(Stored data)
----------------

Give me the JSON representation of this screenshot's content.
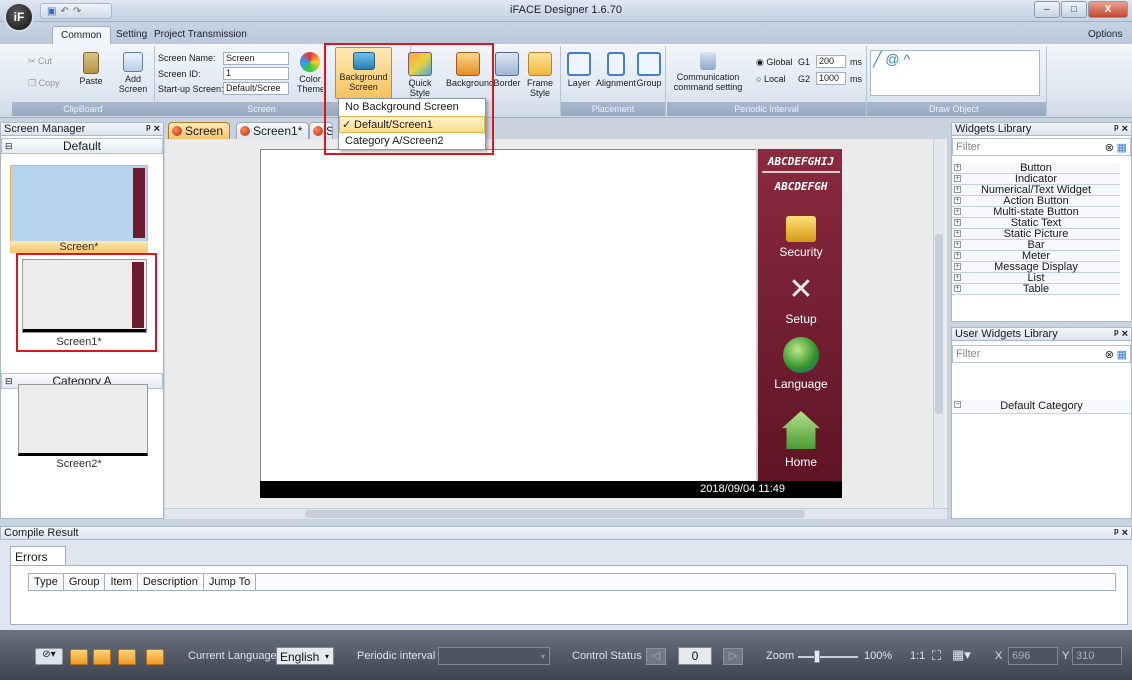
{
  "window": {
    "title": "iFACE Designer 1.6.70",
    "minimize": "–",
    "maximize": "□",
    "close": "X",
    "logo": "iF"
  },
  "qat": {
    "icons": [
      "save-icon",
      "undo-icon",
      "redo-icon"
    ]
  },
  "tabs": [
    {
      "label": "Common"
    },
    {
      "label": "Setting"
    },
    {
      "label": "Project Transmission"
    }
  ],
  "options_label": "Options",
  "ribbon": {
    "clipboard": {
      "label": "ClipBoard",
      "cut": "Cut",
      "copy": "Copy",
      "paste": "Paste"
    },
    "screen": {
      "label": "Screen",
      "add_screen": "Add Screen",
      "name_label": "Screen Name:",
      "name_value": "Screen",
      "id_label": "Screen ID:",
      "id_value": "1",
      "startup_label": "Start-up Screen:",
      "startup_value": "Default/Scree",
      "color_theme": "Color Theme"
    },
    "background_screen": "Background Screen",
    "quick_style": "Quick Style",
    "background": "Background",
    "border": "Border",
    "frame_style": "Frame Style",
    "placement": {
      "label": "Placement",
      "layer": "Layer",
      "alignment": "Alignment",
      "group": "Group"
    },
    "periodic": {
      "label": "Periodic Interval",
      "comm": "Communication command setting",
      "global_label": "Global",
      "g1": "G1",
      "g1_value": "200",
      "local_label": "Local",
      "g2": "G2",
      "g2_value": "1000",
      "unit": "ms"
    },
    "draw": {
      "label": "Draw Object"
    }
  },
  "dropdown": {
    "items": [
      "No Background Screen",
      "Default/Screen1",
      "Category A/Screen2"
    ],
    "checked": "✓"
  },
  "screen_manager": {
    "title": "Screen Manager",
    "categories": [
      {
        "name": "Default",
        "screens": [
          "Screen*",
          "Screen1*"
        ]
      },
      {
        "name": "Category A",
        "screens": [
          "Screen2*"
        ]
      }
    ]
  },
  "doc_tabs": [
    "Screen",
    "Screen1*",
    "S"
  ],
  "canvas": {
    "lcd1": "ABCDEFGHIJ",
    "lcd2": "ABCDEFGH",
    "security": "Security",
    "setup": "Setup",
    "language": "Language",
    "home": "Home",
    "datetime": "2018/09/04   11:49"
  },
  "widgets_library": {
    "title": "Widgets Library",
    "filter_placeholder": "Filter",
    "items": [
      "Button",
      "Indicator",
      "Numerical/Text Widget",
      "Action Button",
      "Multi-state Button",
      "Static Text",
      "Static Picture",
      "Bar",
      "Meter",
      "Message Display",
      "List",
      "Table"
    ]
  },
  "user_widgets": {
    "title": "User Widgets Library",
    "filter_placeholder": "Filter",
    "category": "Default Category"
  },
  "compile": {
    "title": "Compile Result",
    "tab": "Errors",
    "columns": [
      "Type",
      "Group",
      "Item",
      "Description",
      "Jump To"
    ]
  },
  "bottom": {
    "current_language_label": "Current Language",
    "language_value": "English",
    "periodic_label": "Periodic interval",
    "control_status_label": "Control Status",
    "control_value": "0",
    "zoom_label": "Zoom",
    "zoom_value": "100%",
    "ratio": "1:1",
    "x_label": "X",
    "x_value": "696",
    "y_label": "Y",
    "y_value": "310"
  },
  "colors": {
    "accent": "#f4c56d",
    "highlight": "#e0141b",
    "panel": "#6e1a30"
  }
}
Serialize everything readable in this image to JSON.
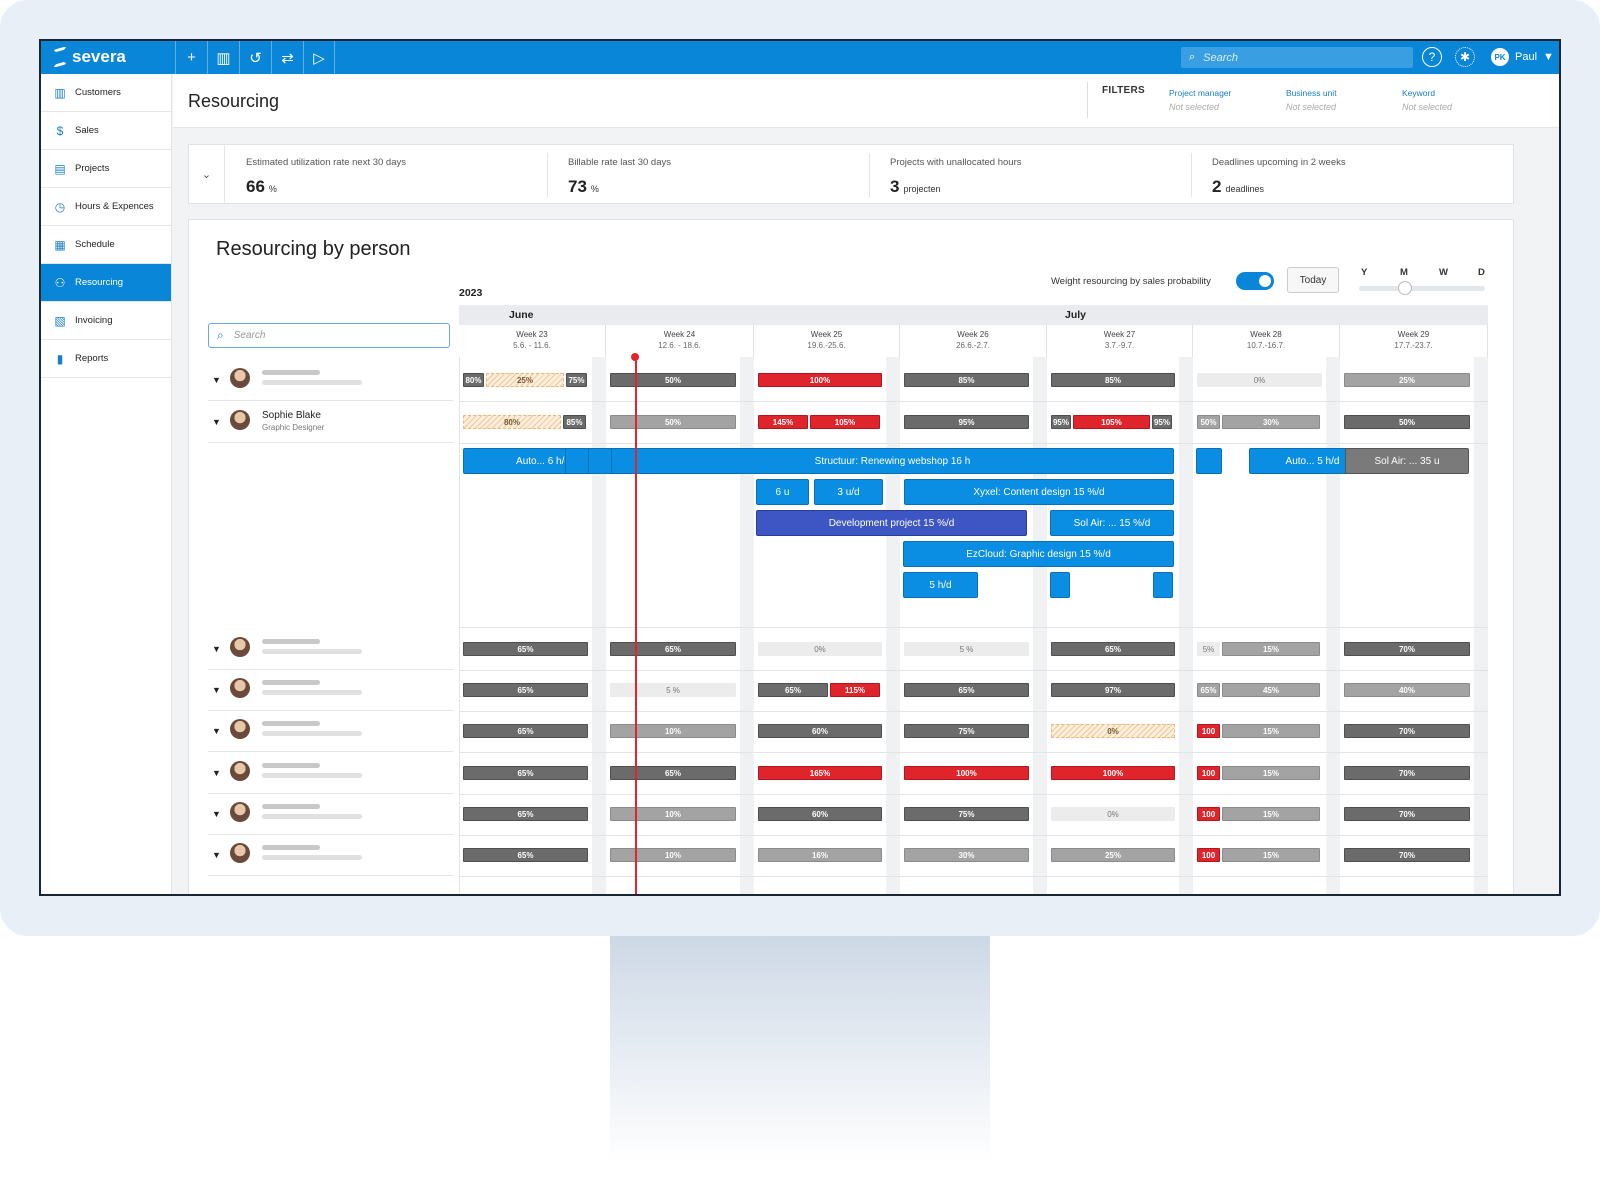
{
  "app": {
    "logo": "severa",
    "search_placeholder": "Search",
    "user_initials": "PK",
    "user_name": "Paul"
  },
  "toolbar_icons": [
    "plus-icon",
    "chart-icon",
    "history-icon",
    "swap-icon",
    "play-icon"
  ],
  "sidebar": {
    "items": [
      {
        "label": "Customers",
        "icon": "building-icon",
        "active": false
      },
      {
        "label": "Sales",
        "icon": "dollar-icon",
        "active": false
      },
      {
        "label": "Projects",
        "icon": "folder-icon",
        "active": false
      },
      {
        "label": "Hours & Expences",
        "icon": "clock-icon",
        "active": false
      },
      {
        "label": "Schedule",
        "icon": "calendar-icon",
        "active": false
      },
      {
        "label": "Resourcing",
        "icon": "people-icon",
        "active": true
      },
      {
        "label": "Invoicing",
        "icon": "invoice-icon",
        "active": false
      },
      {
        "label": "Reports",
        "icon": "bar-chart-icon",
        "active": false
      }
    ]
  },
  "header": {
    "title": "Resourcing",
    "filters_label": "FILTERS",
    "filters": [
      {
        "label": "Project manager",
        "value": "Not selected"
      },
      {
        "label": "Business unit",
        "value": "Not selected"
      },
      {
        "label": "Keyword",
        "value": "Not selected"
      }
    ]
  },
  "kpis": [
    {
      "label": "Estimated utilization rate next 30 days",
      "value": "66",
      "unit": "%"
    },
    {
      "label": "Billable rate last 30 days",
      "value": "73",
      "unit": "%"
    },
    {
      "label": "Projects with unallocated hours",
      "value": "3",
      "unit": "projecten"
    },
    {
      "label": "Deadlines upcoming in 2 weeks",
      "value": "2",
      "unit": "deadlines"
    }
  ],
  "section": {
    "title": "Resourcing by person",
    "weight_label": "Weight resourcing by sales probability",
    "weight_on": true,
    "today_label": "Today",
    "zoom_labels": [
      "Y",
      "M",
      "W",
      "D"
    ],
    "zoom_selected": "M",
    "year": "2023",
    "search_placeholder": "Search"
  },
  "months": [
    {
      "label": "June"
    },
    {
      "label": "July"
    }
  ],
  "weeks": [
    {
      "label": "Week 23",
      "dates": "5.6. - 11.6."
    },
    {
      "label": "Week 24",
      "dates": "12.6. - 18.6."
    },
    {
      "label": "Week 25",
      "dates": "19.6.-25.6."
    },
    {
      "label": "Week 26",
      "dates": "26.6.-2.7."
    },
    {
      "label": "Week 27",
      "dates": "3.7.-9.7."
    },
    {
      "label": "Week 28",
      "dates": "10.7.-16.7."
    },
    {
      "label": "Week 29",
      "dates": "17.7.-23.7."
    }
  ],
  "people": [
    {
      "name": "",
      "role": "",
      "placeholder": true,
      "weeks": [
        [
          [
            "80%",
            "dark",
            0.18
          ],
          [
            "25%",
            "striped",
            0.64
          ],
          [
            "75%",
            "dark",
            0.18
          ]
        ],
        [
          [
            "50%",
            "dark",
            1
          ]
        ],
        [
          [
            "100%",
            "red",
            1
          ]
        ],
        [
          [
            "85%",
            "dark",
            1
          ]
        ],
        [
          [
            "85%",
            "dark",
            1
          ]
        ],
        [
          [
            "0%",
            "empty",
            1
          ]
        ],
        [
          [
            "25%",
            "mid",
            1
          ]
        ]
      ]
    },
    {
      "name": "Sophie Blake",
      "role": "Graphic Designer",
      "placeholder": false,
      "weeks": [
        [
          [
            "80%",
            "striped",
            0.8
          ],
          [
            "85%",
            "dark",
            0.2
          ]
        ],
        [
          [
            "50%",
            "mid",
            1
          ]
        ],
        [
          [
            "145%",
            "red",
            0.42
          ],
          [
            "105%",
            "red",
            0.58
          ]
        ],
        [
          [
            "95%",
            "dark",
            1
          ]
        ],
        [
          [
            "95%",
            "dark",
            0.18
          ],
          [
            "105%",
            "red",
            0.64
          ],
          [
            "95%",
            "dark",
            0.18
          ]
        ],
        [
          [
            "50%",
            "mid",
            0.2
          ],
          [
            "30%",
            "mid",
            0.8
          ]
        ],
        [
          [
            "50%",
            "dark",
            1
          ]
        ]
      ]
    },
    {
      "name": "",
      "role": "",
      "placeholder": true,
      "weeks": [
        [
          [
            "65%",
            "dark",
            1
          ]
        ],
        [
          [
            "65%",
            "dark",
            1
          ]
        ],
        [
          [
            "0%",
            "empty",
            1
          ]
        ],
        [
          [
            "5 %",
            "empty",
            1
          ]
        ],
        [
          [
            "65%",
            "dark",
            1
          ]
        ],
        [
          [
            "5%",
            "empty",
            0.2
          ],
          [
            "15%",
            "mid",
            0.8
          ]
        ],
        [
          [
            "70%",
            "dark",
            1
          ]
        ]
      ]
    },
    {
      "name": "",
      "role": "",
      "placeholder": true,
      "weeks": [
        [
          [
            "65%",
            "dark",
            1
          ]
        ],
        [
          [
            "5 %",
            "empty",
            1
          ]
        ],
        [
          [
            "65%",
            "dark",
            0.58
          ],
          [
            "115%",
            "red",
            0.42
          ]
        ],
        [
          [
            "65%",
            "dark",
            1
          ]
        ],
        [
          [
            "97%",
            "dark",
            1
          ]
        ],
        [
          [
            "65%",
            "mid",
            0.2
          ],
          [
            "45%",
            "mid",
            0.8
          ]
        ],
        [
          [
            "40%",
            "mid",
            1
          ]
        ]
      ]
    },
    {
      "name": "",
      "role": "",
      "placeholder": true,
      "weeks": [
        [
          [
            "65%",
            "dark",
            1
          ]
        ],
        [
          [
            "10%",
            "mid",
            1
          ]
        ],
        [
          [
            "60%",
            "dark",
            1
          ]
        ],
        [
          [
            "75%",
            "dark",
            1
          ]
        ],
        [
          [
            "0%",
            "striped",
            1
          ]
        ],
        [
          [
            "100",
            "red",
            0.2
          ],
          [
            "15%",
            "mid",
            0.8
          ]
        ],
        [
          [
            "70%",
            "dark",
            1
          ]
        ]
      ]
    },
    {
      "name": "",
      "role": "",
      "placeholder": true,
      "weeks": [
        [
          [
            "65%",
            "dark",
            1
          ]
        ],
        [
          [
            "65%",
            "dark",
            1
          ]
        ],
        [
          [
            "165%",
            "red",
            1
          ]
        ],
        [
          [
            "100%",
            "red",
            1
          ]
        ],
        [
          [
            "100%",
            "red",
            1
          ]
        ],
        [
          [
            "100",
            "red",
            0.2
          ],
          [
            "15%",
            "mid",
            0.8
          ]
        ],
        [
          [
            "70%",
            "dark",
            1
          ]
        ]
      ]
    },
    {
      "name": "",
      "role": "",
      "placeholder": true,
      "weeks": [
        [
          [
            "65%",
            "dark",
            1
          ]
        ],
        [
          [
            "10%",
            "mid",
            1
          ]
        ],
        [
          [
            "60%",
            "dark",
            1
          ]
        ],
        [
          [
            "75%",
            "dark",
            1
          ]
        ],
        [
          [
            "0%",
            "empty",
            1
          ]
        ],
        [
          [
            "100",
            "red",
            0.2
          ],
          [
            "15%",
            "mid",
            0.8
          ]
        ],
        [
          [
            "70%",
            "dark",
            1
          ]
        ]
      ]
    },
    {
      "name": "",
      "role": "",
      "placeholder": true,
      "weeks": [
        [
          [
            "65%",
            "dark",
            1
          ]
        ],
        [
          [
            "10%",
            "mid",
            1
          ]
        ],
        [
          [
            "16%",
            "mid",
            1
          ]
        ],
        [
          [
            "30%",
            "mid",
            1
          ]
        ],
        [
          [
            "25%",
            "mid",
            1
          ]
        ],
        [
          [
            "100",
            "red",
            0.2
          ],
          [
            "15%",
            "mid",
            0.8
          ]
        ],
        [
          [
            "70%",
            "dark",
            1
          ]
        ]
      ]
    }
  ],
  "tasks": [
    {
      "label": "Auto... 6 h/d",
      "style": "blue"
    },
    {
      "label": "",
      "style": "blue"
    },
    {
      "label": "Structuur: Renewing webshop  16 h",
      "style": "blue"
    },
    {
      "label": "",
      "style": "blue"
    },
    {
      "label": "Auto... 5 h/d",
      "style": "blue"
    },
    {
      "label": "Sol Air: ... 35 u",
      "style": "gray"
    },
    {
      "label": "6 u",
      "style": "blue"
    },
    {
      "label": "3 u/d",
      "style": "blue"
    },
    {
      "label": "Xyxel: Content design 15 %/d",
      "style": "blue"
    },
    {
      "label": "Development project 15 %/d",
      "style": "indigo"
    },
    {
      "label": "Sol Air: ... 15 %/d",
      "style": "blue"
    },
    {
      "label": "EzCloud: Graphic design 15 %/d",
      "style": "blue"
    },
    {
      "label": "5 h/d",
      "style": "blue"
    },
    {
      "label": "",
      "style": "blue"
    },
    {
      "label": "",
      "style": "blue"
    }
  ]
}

----------------

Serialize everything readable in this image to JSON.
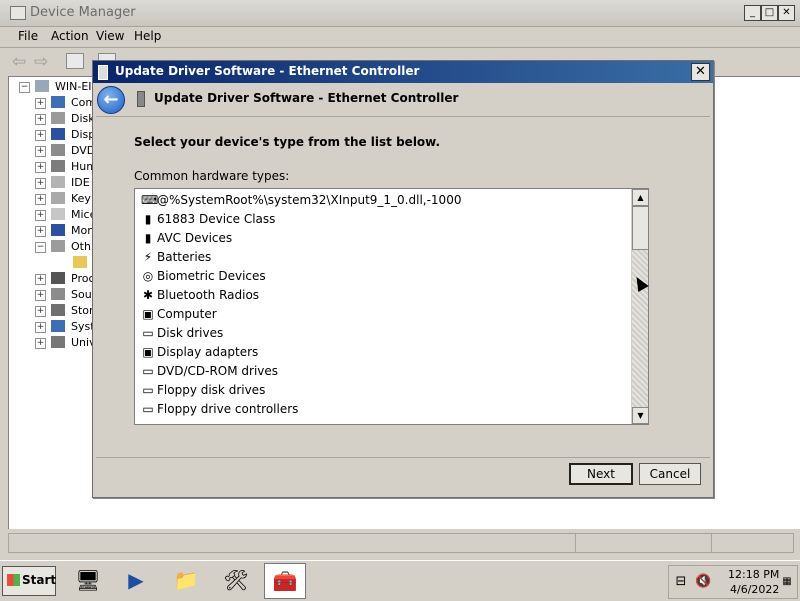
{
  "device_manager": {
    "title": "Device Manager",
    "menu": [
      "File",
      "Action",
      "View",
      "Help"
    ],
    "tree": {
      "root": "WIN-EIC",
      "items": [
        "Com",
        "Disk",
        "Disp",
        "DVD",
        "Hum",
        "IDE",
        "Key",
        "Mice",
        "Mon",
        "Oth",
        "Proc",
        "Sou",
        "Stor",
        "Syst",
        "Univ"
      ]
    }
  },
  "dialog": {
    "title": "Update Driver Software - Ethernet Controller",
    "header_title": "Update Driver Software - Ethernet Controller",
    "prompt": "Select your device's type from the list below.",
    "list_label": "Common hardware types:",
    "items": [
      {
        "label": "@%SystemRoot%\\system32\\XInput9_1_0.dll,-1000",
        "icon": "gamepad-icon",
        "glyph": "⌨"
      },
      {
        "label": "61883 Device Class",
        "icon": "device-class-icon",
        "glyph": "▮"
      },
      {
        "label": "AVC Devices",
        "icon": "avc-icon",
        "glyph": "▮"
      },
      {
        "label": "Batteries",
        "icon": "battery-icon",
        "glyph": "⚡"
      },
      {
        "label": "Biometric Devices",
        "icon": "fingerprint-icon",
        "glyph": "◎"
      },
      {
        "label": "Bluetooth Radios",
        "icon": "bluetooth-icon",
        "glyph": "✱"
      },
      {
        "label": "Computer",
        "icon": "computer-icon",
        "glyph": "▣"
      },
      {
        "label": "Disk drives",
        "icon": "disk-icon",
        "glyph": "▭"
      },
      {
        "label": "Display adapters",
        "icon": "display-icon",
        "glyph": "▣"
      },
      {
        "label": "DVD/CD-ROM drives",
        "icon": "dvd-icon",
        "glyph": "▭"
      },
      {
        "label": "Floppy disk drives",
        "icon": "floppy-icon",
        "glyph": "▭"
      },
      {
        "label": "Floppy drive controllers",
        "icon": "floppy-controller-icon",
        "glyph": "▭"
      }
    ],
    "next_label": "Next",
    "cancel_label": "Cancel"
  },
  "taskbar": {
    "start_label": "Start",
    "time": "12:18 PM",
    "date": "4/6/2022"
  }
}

----------------

* WHAT IS NEEDED
Show every line in the entries where the string "Devices" occurs.

* ANSWER IN FULL
        "label": "AVC Devices",
        "label": "Biometric Devices",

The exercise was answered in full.